Article:
------------------------------

And yeah, I really enjoyed the blitter on the Amiga. It was a really cool bit of hardware.

londons_explore 4 hours ago

Do compilers actually output this instruction?

So many super-clever instructions are next to impossible for compilers to automatically use.

notfed 4 hours ago

Couldn't every Boolean operation be "busted" as a lookup table?

  • ekimekim 4 hours ago

    Yes! But your lookup table will need 2^N bits for a function with N inputs. In this way you can easily enumerate all possible functions from N bits to 1 bit.

    As a fun exercise, you can do this for all 2-bit -> 1-bit functions. There's only 16 of them, and most of them have very well known names like "and" (LUT 1000) or "xor" (LUT 0110). Some of them don't depend on some of the inputs (eg. LUT 1100 / 1010 which is "return A" and "return B" respectively) or even any of them (eg. LUT 0000 which always returns 0).

transfire 4 hours ago

Great little article! Thank you.

------------------------------

Given material:
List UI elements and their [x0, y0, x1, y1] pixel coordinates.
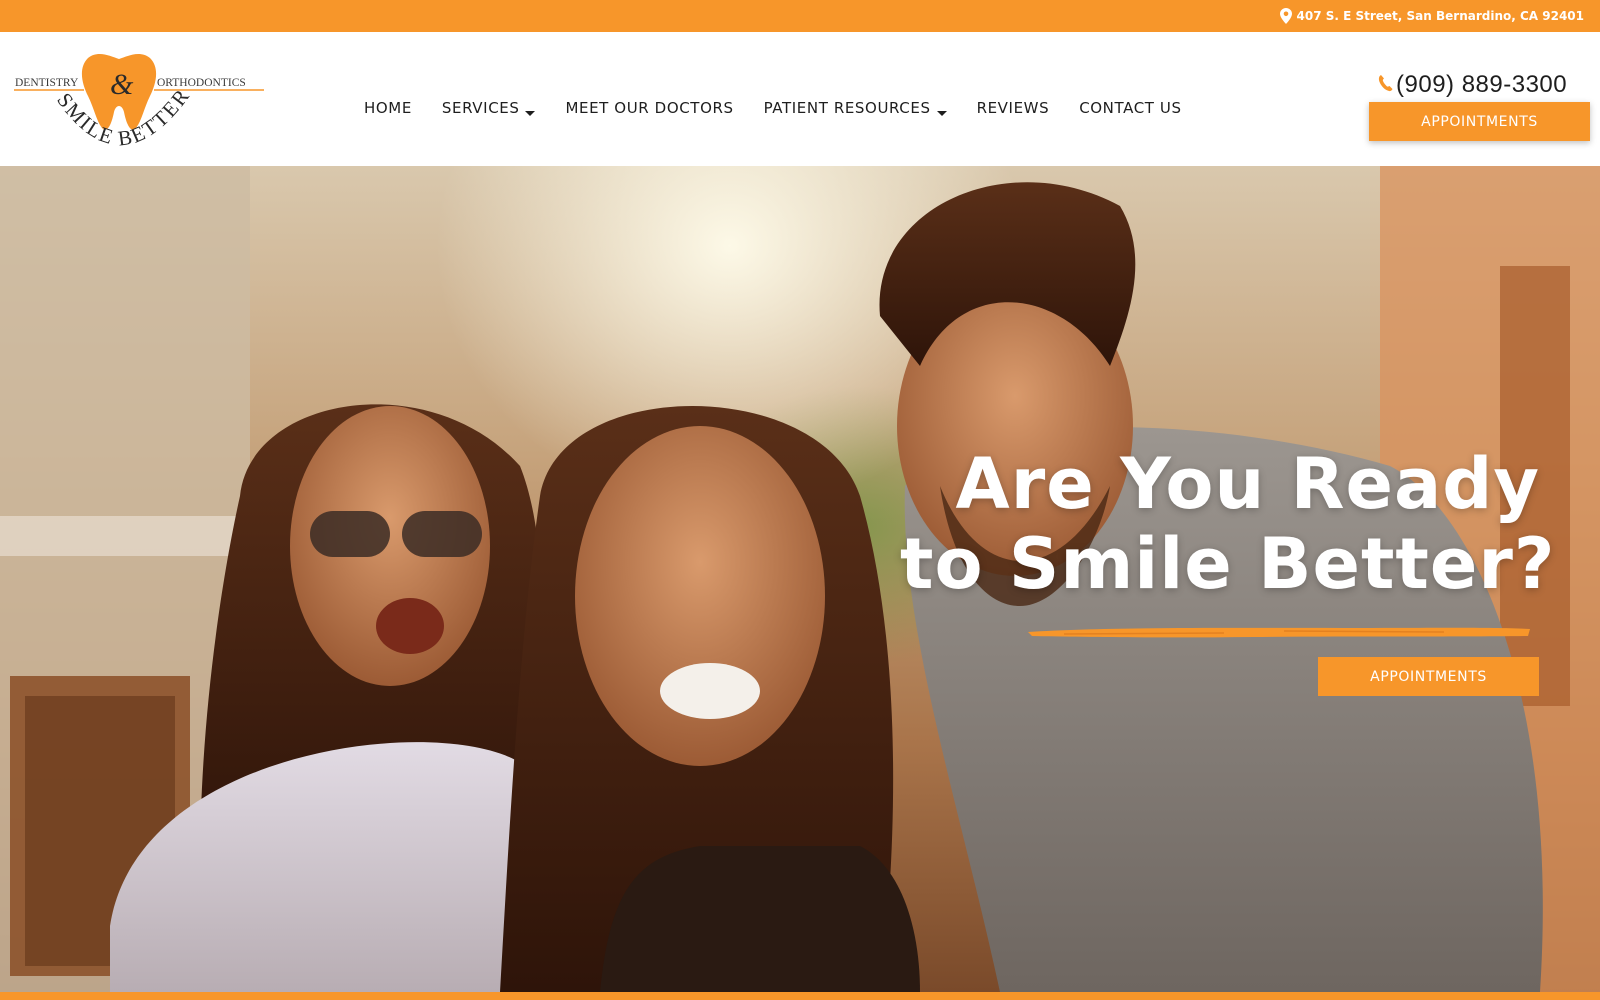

------------------------------

Tasks to perform:
**A.** Print the forum thread between "As a fun exercise, you" and "article! Thank you.", inclusive.
**B.** Which lookup table does the forum thread give for "xor"?
The material above stands apart from the forum thread.

Final results:
**A.**
As a fun exercise, you can do this for all 2-bit -> 1-bit functions. There's only 16 of them, and most of them have very well known names like "and" (LUT 1000) or "xor" (LUT 0110). Some of them don't depend on some of the inputs (eg. LUT 1100 / 1010 which is "return A" and "return B" respectively) or even any of them (eg. LUT 0000 which always returns 0).

transfire 4 hours ago

Great little article! Thank you.

**B.** LUT 0110